= What you will do =
Quote all entries in full, exactly.

= Material provided =
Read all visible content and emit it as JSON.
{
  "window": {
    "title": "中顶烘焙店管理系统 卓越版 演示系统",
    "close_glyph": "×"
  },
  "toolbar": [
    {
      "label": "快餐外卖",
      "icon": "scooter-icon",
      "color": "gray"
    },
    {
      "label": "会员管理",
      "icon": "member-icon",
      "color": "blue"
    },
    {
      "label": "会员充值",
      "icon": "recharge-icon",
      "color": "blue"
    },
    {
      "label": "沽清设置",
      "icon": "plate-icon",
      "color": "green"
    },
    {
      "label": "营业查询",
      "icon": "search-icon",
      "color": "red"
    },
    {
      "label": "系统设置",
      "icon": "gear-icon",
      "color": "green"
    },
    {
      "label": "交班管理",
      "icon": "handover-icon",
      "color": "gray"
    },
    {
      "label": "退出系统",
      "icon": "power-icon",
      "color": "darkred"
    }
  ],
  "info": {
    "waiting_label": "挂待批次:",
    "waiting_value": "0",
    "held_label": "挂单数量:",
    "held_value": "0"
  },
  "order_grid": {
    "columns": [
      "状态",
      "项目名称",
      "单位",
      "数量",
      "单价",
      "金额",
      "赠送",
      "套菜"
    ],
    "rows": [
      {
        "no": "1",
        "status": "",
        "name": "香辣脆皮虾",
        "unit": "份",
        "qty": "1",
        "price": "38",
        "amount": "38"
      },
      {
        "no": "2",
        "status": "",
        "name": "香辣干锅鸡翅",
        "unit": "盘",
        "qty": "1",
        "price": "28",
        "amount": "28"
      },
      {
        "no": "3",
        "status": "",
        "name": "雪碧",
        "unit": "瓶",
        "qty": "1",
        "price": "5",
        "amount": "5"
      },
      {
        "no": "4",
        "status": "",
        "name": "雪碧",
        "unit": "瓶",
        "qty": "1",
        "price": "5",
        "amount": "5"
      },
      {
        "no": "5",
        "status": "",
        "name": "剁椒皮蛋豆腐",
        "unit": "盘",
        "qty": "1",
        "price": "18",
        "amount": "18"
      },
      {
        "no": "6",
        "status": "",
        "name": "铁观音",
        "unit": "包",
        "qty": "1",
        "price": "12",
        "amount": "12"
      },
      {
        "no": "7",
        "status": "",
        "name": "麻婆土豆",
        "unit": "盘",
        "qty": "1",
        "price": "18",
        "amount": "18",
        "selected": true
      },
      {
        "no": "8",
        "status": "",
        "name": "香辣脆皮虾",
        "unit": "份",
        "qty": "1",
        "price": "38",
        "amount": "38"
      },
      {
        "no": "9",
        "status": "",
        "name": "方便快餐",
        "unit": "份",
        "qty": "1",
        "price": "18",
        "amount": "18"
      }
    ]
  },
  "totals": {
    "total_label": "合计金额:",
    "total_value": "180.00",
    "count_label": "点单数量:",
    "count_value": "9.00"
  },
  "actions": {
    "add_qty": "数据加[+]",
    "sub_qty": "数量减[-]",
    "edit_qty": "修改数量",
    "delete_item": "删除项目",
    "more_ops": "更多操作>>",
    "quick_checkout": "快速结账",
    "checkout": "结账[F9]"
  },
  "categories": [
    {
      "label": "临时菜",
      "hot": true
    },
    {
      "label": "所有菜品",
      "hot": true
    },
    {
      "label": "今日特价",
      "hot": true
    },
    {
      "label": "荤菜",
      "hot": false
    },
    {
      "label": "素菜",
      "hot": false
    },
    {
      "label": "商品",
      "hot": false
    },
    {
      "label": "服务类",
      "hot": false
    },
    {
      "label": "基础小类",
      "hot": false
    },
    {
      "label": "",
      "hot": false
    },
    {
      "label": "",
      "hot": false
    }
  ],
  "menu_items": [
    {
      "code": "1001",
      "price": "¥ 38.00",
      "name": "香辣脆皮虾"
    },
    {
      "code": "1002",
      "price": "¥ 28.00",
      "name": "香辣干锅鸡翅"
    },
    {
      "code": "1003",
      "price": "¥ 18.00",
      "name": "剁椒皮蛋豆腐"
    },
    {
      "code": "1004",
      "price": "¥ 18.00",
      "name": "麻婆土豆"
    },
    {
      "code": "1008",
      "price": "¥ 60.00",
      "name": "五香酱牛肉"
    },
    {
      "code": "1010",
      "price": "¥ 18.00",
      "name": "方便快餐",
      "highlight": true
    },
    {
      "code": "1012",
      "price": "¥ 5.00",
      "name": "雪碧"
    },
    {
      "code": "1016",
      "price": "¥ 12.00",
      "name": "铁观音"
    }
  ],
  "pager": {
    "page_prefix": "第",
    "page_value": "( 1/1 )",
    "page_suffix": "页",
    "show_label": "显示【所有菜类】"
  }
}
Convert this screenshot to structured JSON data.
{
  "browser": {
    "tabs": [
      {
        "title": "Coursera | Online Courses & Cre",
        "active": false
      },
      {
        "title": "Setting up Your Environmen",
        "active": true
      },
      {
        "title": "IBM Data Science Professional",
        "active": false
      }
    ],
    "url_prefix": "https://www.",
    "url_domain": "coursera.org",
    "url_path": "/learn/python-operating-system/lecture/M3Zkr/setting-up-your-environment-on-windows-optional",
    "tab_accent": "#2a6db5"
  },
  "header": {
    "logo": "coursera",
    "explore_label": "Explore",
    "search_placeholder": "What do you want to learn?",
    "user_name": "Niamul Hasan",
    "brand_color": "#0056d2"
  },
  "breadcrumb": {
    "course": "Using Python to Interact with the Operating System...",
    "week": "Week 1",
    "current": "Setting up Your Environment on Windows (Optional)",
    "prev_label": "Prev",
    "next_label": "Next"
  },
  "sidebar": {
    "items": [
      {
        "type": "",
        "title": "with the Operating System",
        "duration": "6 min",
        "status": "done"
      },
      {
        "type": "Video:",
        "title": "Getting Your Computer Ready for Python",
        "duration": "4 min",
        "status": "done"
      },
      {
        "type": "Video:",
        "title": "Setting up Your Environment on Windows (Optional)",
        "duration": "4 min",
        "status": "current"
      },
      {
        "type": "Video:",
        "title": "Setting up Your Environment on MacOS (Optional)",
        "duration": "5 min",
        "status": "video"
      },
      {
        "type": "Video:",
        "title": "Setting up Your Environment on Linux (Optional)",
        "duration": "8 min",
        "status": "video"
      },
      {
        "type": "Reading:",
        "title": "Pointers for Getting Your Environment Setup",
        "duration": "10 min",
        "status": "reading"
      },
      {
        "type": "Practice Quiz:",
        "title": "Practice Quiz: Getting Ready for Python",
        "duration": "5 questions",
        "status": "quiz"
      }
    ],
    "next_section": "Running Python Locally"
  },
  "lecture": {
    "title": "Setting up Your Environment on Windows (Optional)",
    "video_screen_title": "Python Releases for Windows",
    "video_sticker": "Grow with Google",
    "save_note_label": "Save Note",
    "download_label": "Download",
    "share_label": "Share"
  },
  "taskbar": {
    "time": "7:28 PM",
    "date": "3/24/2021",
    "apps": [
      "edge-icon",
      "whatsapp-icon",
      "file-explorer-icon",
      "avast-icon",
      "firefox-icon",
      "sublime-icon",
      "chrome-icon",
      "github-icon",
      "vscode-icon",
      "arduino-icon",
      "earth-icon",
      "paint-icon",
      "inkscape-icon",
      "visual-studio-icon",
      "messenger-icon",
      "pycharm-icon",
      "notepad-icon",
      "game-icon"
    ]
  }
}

= Response for this exercise =
Read all visible content and emit it as JSON.
{
  "window": {
    "title": "中顶烘焙店管理系统 卓越版 演示系统",
    "close_glyph": "×"
  },
  "toolbar": [
    {
      "label": "快餐外卖",
      "icon": "scooter-icon",
      "color": "gray"
    },
    {
      "label": "会员管理",
      "icon": "member-icon",
      "color": "blue"
    },
    {
      "label": "会员充值",
      "icon": "recharge-icon",
      "color": "blue"
    },
    {
      "label": "沽清设置",
      "icon": "plate-icon",
      "color": "green"
    },
    {
      "label": "营业查询",
      "icon": "search-icon",
      "color": "red"
    },
    {
      "label": "系统设置",
      "icon": "gear-icon",
      "color": "green"
    },
    {
      "label": "交班管理",
      "icon": "handover-icon",
      "color": "gray"
    },
    {
      "label": "退出系统",
      "icon": "power-icon",
      "color": "darkred"
    }
  ],
  "info": {
    "waiting_label": "挂待批次:",
    "waiting_value": "0",
    "held_label": "挂单数量:",
    "held_value": "0"
  },
  "order_grid": {
    "columns": [
      "状态",
      "项目名称",
      "单位",
      "数量",
      "单价",
      "金额",
      "赠送",
      "套菜"
    ],
    "rows": [
      {
        "no": "1",
        "status": "",
        "name": "香辣脆皮虾",
        "unit": "份",
        "qty": "1",
        "price": "38",
        "amount": "38"
      },
      {
        "no": "2",
        "status": "",
        "name": "香辣干锅鸡翅",
        "unit": "盘",
        "qty": "1",
        "price": "28",
        "amount": "28"
      },
      {
        "no": "3",
        "status": "",
        "name": "雪碧",
        "unit": "瓶",
        "qty": "1",
        "price": "5",
        "amount": "5"
      },
      {
        "no": "4",
        "status": "",
        "name": "雪碧",
        "unit": "瓶",
        "qty": "1",
        "price": "5",
        "amount": "5"
      },
      {
        "no": "5",
        "status": "",
        "name": "剁椒皮蛋豆腐",
        "unit": "盘",
        "qty": "1",
        "price": "18",
        "amount": "18"
      },
      {
        "no": "6",
        "status": "",
        "name": "铁观音",
        "unit": "包",
        "qty": "1",
        "price": "12",
        "amount": "12"
      },
      {
        "no": "7",
        "status": "",
        "name": "麻婆土豆",
        "unit": "盘",
        "qty": "1",
        "price": "18",
        "amount": "18",
        "selected": true
      },
      {
        "no": "8",
        "status": "",
        "name": "香辣脆皮虾",
        "unit": "份",
        "qty": "1",
        "price": "38",
        "amount": "38"
      },
      {
        "no": "9",
        "status": "",
        "name": "方便快餐",
        "unit": "份",
        "qty": "1",
        "price": "18",
        "amount": "18"
      }
    ]
  },
  "totals": {
    "total_label": "合计金额:",
    "total_value": "180.00",
    "count_label": "点单数量:",
    "count_value": "9.00"
  },
  "actions": {
    "add_qty": "数据加[+]",
    "sub_qty": "数量减[-]",
    "edit_qty": "修改数量",
    "delete_item": "删除项目",
    "more_ops": "更多操作>>",
    "quick_checkout": "快速结账",
    "checkout": "结账[F9]"
  },
  "categories": [
    {
      "label": "临时菜",
      "hot": true
    },
    {
      "label": "所有菜品",
      "hot": true
    },
    {
      "label": "今日特价",
      "hot": true
    },
    {
      "label": "荤菜",
      "hot": false
    },
    {
      "label": "素菜",
      "hot": false
    },
    {
      "label": "商品",
      "hot": false
    },
    {
      "label": "服务类",
      "hot": false
    },
    {
      "label": "基础小类",
      "hot": false
    },
    {
      "label": "",
      "hot": false
    },
    {
      "label": "",
      "hot": false
    }
  ],
  "menu_items": [
    {
      "code": "1001",
      "price": "¥ 38.00",
      "name": "香辣脆皮虾"
    },
    {
      "code": "1002",
      "price": "¥ 28.00",
      "name": "香辣干锅鸡翅"
    },
    {
      "code": "1003",
      "price": "¥ 18.00",
      "name": "剁椒皮蛋豆腐"
    },
    {
      "code": "1004",
      "price": "¥ 18.00",
      "name": "麻婆土豆"
    },
    {
      "code": "1008",
      "price": "¥ 60.00",
      "name": "五香酱牛肉"
    },
    {
      "code": "1010",
      "price": "¥ 18.00",
      "name": "方便快餐",
      "highlight": true
    },
    {
      "code": "1012",
      "price": "¥ 5.00",
      "name": "雪碧"
    },
    {
      "code": "1016",
      "price": "¥ 12.00",
      "name": "铁观音"
    }
  ],
  "pager": {
    "page_prefix": "第",
    "page_value": "( 1/1 )",
    "page_suffix": "页",
    "show_label": "显示【所有菜类】"
  }
}
Convert this screenshot to structured JSON data.
{
  "browser": {
    "tabs": [
      {
        "title": "Coursera | Online Courses & Cre",
        "active": false
      },
      {
        "title": "Setting up Your Environmen",
        "active": true
      },
      {
        "title": "IBM Data Science Professional",
        "active": false
      }
    ],
    "url_prefix": "https://www.",
    "url_domain": "coursera.org",
    "url_path": "/learn/python-operating-system/lecture/M3Zkr/setting-up-your-environment-on-windows-optional",
    "tab_accent": "#2a6db5"
  },
  "header": {
    "logo": "coursera",
    "explore_label": "Explore",
    "search_placeholder": "What do you want to learn?",
    "user_name": "Niamul Hasan",
    "brand_color": "#0056d2"
  },
  "breadcrumb": {
    "course": "Using Python to Interact with the Operating System...",
    "week": "Week 1",
    "current": "Setting up Your Environment on Windows (Optional)",
    "prev_label": "Prev",
    "next_label": "Next"
  },
  "sidebar": {
    "items": [
      {
        "type": "",
        "title": "with the Operating System",
        "duration": "6 min",
        "status": "done"
      },
      {
        "type": "Video:",
        "title": "Getting Your Computer Ready for Python",
        "duration": "4 min",
        "status": "done"
      },
      {
        "type": "Video:",
        "title": "Setting up Your Environment on Windows (Optional)",
        "duration": "4 min",
        "status": "current"
      },
      {
        "type": "Video:",
        "title": "Setting up Your Environment on MacOS (Optional)",
        "duration": "5 min",
        "status": "video"
      },
      {
        "type": "Video:",
        "title": "Setting up Your Environment on Linux (Optional)",
        "duration": "8 min",
        "status": "video"
      },
      {
        "type": "Reading:",
        "title": "Pointers for Getting Your Environment Setup",
        "duration": "10 min",
        "status": "reading"
      },
      {
        "type": "Practice Quiz:",
        "title": "Practice Quiz: Getting Ready for Python",
        "duration": "5 questions",
        "status": "quiz"
      }
    ],
    "next_section": "Running Python Locally"
  },
  "lecture": {
    "title": "Setting up Your Environment on Windows (Optional)",
    "video_screen_title": "Python Releases for Windows",
    "video_sticker": "Grow with Google",
    "save_note_label": "Save Note",
    "download_label": "Download",
    "share_label": "Share"
  },
  "taskbar": {
    "time": "7:28 PM",
    "date": "3/24/2021",
    "apps": [
      "edge-icon",
      "whatsapp-icon",
      "file-explorer-icon",
      "avast-icon",
      "firefox-icon",
      "sublime-icon",
      "chrome-icon",
      "github-icon",
      "vscode-icon",
      "arduino-icon",
      "earth-icon",
      "paint-icon",
      "inkscape-icon",
      "visual-studio-icon",
      "messenger-icon",
      "pycharm-icon",
      "notepad-icon",
      "game-icon"
    ]
  }
}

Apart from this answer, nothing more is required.